*RECORD EXCERPTS:*
╔══
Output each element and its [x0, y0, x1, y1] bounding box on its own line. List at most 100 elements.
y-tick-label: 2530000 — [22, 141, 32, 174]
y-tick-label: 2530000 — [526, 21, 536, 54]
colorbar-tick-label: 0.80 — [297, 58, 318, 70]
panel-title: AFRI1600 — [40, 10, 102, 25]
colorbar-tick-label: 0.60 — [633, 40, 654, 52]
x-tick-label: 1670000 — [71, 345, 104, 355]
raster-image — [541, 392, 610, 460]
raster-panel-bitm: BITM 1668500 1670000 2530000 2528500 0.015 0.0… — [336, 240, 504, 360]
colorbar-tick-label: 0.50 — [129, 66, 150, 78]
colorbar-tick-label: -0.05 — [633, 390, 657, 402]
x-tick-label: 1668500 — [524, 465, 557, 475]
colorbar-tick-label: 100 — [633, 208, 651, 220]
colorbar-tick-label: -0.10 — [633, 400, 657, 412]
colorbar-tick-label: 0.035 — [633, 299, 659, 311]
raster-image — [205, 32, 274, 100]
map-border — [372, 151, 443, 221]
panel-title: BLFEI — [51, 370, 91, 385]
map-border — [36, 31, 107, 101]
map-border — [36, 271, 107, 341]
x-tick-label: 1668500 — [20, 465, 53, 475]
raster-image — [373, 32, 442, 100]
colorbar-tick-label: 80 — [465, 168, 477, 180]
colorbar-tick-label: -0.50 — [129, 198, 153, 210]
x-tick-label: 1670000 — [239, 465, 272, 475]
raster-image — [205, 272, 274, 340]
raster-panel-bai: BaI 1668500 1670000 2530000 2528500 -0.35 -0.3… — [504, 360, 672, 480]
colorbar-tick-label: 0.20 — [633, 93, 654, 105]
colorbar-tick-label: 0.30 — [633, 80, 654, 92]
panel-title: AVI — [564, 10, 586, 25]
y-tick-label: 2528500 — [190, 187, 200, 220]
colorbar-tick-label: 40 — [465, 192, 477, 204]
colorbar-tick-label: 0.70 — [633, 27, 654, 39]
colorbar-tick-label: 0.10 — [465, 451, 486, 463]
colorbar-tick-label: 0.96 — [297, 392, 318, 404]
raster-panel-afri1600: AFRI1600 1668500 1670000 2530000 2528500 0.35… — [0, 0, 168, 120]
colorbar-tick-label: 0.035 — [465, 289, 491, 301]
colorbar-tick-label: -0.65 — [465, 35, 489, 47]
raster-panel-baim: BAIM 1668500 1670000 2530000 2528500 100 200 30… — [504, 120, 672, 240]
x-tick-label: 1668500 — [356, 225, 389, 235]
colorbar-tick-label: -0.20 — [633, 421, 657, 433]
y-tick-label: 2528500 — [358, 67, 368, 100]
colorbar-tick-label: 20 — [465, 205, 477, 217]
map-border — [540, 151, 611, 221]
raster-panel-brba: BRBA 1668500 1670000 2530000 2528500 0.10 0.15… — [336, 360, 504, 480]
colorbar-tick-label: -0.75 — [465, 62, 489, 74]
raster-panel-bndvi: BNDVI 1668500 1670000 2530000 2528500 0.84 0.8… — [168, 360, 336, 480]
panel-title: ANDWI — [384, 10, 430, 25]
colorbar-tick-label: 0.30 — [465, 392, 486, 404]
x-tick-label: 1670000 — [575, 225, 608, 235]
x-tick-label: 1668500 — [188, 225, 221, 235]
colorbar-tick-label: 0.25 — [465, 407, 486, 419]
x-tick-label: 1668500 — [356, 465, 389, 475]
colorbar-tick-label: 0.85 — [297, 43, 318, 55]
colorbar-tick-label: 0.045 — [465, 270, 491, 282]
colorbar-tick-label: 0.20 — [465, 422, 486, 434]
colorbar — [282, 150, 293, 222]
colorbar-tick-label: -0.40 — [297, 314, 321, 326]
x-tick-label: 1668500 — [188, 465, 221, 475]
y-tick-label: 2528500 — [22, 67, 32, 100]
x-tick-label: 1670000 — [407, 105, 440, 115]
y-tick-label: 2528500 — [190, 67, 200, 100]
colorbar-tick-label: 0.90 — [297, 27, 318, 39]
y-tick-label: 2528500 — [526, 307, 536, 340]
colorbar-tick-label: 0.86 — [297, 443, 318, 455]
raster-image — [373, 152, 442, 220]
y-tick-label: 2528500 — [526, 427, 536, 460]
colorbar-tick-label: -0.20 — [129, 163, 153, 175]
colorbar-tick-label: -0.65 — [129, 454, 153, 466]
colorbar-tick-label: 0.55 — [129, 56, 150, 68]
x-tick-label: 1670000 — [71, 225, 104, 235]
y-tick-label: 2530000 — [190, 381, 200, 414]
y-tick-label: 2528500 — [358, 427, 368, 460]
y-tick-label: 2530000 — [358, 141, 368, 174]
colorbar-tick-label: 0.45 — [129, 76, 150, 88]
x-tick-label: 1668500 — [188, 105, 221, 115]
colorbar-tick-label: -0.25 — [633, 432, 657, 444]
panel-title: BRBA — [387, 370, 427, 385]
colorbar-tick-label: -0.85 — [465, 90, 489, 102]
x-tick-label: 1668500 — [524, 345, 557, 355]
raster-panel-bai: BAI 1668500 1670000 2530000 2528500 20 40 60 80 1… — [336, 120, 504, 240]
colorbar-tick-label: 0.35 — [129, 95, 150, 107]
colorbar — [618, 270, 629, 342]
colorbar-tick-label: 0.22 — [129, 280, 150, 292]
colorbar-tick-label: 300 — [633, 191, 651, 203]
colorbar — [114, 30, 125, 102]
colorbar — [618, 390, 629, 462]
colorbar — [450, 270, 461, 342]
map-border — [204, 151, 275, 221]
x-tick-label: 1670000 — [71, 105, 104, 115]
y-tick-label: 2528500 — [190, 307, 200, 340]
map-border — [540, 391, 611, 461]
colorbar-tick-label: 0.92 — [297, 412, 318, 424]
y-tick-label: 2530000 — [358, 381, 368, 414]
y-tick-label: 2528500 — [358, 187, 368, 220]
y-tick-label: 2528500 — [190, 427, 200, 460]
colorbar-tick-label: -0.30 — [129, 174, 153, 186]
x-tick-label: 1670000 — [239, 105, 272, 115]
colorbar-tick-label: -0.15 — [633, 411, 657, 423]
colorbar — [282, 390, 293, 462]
╚══
*SHORT EXERCISE:*
Return the lines from the first one through the one that contains "colorbar-tick-label: 100 —", including both, reproduced character for character.

*SOLUTION BELOW:*
Output each element and its [x0, y0, x1, y1] bounding box on its own line. List at most 100 elements.
y-tick-label: 2530000 — [22, 141, 32, 174]
y-tick-label: 2530000 — [526, 21, 536, 54]
colorbar-tick-label: 0.80 — [297, 58, 318, 70]
panel-title: AFRI1600 — [40, 10, 102, 25]
colorbar-tick-label: 0.60 — [633, 40, 654, 52]
x-tick-label: 1670000 — [71, 345, 104, 355]
raster-image — [541, 392, 610, 460]
raster-panel-bitm: BITM 1668500 1670000 2530000 2528500 0.015 0.0… — [336, 240, 504, 360]
colorbar-tick-label: 0.50 — [129, 66, 150, 78]
colorbar-tick-label: -0.05 — [633, 390, 657, 402]
x-tick-label: 1668500 — [524, 465, 557, 475]
colorbar-tick-label: 100 — [633, 208, 651, 220]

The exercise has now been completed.